═════ EXTRAIT CHOISI ═════

En 1973, le cinéma fantastique anglais est en plein essoufflement. Certes, la quantité de titres produits est encore importante, mais les financements se tarissent, tandis que le studio Hammer s'avère en pleine agonie. Certains producteurs continuent pourtant à financer de tels films, comme Robert D. Weinbach, un américain installé en Europe qui souhaite monter un hommage à un film l'ayant énormément marqué dans sa jeunesse : l'extraordinaire LA MONSTRUEUSE PARADE de Tod Browning.
Il en écrit le scénario avec son ami Edward Mann et obtient, comme metteur en scène, Jack Cardiff. Jack Cardiff, c'est bien entendu ce grand chef-opérateur britannique dont la carrière décolla à partir du film fantastique UNE QUESTION DE VIE OU DE MORT de Michael Powell et Emeric Pressburger, tandem avec lequel il collabora encore pour LE NARCISSE NOIR et LES CHAUSSONS ROUGES. Ce qui lui valut de devenir un des directeurs de la photographie les plus réputés de sa génération, un maître incontesté du Technicolor !
Par la suite il collabora encore aux AMANTS DU CAPRICORNE de Hitchcock, PANDORA d'Albert Lewin, LES VIKINGS de Richard Fleischer, entre autres, avant de passer à la mise en scène à la fin des années 50. En 1960, AMANTS ET FILS lui vaut une nomination comme Meilleur Réalisateur aux Oscars. Mais, par la suite, sa carrière à ce poste se tassa. Il faut bien le dire, MUTATIONS correspond en fait au point le plus bas de sa carrière. Après ce titre, il abandonne la réalisation et retourne, à nouveau avec succès, à la direction de la photographie.
Pour jouer le savant fou de MUTATIONS, Weinbach souhaite recourir au talent de Vincent Price. Mais faute d'accord avec son agent, on se reporte sur un autre grand comédien du fantastique : Donald Pleasence, alors en pleine période Amicus. La même année, on le retrouve dans des anthologies de ce studio telles que FRISSONS D'OUTRE-TOMBE et TALES THAT WITNESS MADNESS.

═════ INFORMATIONS AFFICHÉES ═════

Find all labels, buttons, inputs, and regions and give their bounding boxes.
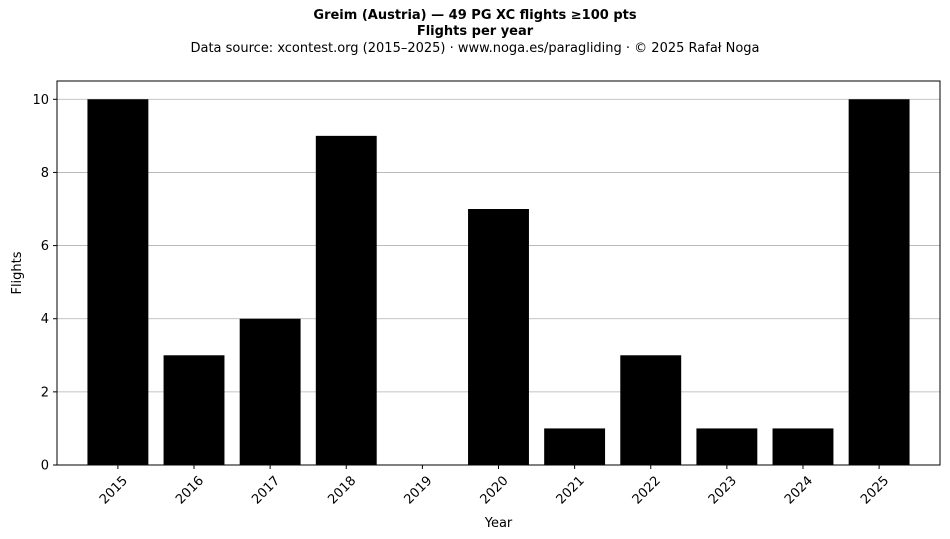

═════

CONSIGNES »
[A] Dans l'extrait sur MUTATIONS, réécrivez plus brièvement le paragraphe qui commence par « Pour jouer le savant fou de MUTATIONS » en conservant ses faits essentiels.
[B] Recopiez mot pour mot le passage de l'extrait sur MUTATIONS qui va de « Par la suite il » à « de la photographie. ».

RÉPONSES AUX CONSIGNES »
[A] Weinbach voulait Vincent Price pour le rôle du savant fou de MUTATIONS. Faute d'accord avec l'agent de l'acteur, le rôle revient à Donald Pleasence, alors en pleine période Amicus. La même année, Pleasence joue dans deux anthologies de ce studio, FRISSONS D'OUTRE-TOMBE et TALES THAT WITNESS MADNESS.

[B]
Par la suite il collabora encore aux AMANTS DU CAPRICORNE de Hitchcock, PANDORA d'Albert Lewin, LES VIKINGS de Richard Fleischer, entre autres, avant de passer à la mise en scène à la fin des années 50. En 1960, AMANTS ET FILS lui vaut une nomination comme Meilleur Réalisateur aux Oscars. Mais, par la suite, sa carrière à ce poste se tassa. Il faut bien le dire, MUTATIONS correspond en fait au point le plus bas de sa carrière. Après ce titre, il abandonne la réalisation et retourne, à nouveau avec succès, à la direction de la photographie.